### Available data
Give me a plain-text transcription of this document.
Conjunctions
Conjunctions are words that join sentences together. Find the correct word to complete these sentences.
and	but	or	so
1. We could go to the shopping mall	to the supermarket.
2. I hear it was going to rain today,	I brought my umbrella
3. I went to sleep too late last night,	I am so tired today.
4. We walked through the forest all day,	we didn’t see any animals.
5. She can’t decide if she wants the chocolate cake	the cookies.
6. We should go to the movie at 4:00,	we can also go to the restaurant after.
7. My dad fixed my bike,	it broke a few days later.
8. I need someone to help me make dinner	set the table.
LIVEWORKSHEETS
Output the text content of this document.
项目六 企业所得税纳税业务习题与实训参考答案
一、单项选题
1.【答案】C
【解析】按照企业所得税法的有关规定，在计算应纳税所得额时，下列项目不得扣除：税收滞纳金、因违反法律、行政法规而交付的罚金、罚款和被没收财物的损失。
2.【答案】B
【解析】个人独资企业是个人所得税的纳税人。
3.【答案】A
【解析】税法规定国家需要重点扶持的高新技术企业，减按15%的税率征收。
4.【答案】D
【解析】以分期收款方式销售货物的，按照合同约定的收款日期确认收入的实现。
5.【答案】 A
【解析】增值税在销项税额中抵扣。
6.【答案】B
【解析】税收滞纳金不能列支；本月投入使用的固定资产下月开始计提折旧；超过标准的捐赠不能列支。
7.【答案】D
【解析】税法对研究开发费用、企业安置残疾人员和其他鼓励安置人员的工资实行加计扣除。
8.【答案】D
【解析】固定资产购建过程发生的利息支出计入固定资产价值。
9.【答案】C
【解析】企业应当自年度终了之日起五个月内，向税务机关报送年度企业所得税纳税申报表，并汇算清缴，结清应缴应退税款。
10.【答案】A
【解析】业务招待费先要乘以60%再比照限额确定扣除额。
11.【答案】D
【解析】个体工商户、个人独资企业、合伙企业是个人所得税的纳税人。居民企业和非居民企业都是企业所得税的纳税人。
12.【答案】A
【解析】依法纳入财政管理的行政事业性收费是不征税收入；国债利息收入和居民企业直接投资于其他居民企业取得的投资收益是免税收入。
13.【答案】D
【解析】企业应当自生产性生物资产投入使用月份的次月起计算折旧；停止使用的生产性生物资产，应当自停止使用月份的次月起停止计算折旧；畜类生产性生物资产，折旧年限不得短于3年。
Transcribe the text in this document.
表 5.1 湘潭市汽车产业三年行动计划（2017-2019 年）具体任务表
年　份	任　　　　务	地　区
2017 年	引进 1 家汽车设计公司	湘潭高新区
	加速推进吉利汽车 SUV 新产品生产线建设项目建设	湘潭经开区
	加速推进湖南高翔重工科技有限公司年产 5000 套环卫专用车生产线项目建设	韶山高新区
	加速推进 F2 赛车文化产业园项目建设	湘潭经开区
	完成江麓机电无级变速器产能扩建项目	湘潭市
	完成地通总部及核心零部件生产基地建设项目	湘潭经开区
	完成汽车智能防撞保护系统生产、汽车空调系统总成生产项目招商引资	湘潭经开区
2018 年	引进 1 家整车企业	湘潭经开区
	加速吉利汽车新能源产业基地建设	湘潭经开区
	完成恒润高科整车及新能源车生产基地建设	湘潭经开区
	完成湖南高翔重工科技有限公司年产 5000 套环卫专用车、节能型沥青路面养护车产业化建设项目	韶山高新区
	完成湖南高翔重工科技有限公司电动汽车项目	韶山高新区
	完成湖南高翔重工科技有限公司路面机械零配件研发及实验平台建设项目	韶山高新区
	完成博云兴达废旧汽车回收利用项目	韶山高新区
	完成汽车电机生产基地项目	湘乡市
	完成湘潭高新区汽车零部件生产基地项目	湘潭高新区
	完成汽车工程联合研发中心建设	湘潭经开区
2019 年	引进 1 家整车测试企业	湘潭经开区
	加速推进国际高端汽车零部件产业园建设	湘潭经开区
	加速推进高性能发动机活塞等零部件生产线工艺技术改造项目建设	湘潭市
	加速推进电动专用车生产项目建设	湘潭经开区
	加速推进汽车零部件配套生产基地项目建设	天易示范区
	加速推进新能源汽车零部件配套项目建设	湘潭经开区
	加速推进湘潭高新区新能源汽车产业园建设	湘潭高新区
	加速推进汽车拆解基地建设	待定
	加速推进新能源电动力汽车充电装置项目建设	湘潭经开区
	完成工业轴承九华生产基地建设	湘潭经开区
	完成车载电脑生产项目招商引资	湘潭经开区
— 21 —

### Challenge
Set down all of the records shown above once more, exactly.

### Final answer
Give me a plain-text transcription of this document.
Conjunctions
Conjunctions are words that join sentences together. Find the correct word to complete these sentences.
and	but	or	so
1. We could go to the shopping mall	to the supermarket.
2. I hear it was going to rain today,	I brought my umbrella
3. I went to sleep too late last night,	I am so tired today.
4. We walked through the forest all day,	we didn’t see any animals.
5. She can’t decide if she wants the chocolate cake	the cookies.
6. We should go to the movie at 4:00,	we can also go to the restaurant after.
7. My dad fixed my bike,	it broke a few days later.
8. I need someone to help me make dinner	set the table.
LIVEWORKSHEETS
Output the text content of this document.
项目六 企业所得税纳税业务习题与实训参考答案
一、单项选题
1.【答案】C
【解析】按照企业所得税法的有关规定，在计算应纳税所得额时，下列项目不得扣除：税收滞纳金、因违反法律、行政法规而交付的罚金、罚款和被没收财物的损失。
2.【答案】B
【解析】个人独资企业是个人所得税的纳税人。
3.【答案】A
【解析】税法规定国家需要重点扶持的高新技术企业，减按15%的税率征收。
4.【答案】D
【解析】以分期收款方式销售货物的，按照合同约定的收款日期确认收入的实现。
5.【答案】 A
【解析】增值税在销项税额中抵扣。
6.【答案】B
【解析】税收滞纳金不能列支；本月投入使用的固定资产下月开始计提折旧；超过标准的捐赠不能列支。
7.【答案】D
【解析】税法对研究开发费用、企业安置残疾人员和其他鼓励安置人员的工资实行加计扣除。
8.【答案】D
【解析】固定资产购建过程发生的利息支出计入固定资产价值。
9.【答案】C
【解析】企业应当自年度终了之日起五个月内，向税务机关报送年度企业所得税纳税申报表，并汇算清缴，结清应缴应退税款。
10.【答案】A
【解析】业务招待费先要乘以60%再比照限额确定扣除额。
11.【答案】D
【解析】个体工商户、个人独资企业、合伙企业是个人所得税的纳税人。居民企业和非居民企业都是企业所得税的纳税人。
12.【答案】A
【解析】依法纳入财政管理的行政事业性收费是不征税收入；国债利息收入和居民企业直接投资于其他居民企业取得的投资收益是免税收入。
13.【答案】D
【解析】企业应当自生产性生物资产投入使用月份的次月起计算折旧；停止使用的生产性生物资产，应当自停止使用月份的次月起停止计算折旧；畜类生产性生物资产，折旧年限不得短于3年。
Transcribe the text in this document.
表 5.1 湘潭市汽车产业三年行动计划（2017-2019 年）具体任务表
年　份	任　　　　务	地　区
2017 年	引进 1 家汽车设计公司	湘潭高新区
	加速推进吉利汽车 SUV 新产品生产线建设项目建设	湘潭经开区
	加速推进湖南高翔重工科技有限公司年产 5000 套环卫专用车生产线项目建设	韶山高新区
	加速推进 F2 赛车文化产业园项目建设	湘潭经开区
	完成江麓机电无级变速器产能扩建项目	湘潭市
	完成地通总部及核心零部件生产基地建设项目	湘潭经开区
	完成汽车智能防撞保护系统生产、汽车空调系统总成生产项目招商引资	湘潭经开区
2018 年	引进 1 家整车企业	湘潭经开区
	加速吉利汽车新能源产业基地建设	湘潭经开区
	完成恒润高科整车及新能源车生产基地建设	湘潭经开区
	完成湖南高翔重工科技有限公司年产 5000 套环卫专用车、节能型沥青路面养护车产业化建设项目	韶山高新区
	完成湖南高翔重工科技有限公司电动汽车项目	韶山高新区
	完成湖南高翔重工科技有限公司路面机械零配件研发及实验平台建设项目	韶山高新区
	完成博云兴达废旧汽车回收利用项目	韶山高新区
	完成汽车电机生产基地项目	湘乡市
	完成湘潭高新区汽车零部件生产基地项目	湘潭高新区
	完成汽车工程联合研发中心建设	湘潭经开区
2019 年	引进 1 家整车测试企业	湘潭经开区
	加速推进国际高端汽车零部件产业园建设	湘潭经开区
	加速推进高性能发动机活塞等零部件生产线工艺技术改造项目建设	湘潭市
	加速推进电动专用车生产项目建设	湘潭经开区
	加速推进汽车零部件配套生产基地项目建设	天易示范区
	加速推进新能源汽车零部件配套项目建设	湘潭经开区
	加速推进湘潭高新区新能源汽车产业园建设	湘潭高新区
	加速推进汽车拆解基地建设	待定
	加速推进新能源电动力汽车充电装置项目建设	湘潭经开区
	完成工业轴承九华生产基地建设	湘潭经开区
	完成车载电脑生产项目招商引资	湘潭经开区
— 21 —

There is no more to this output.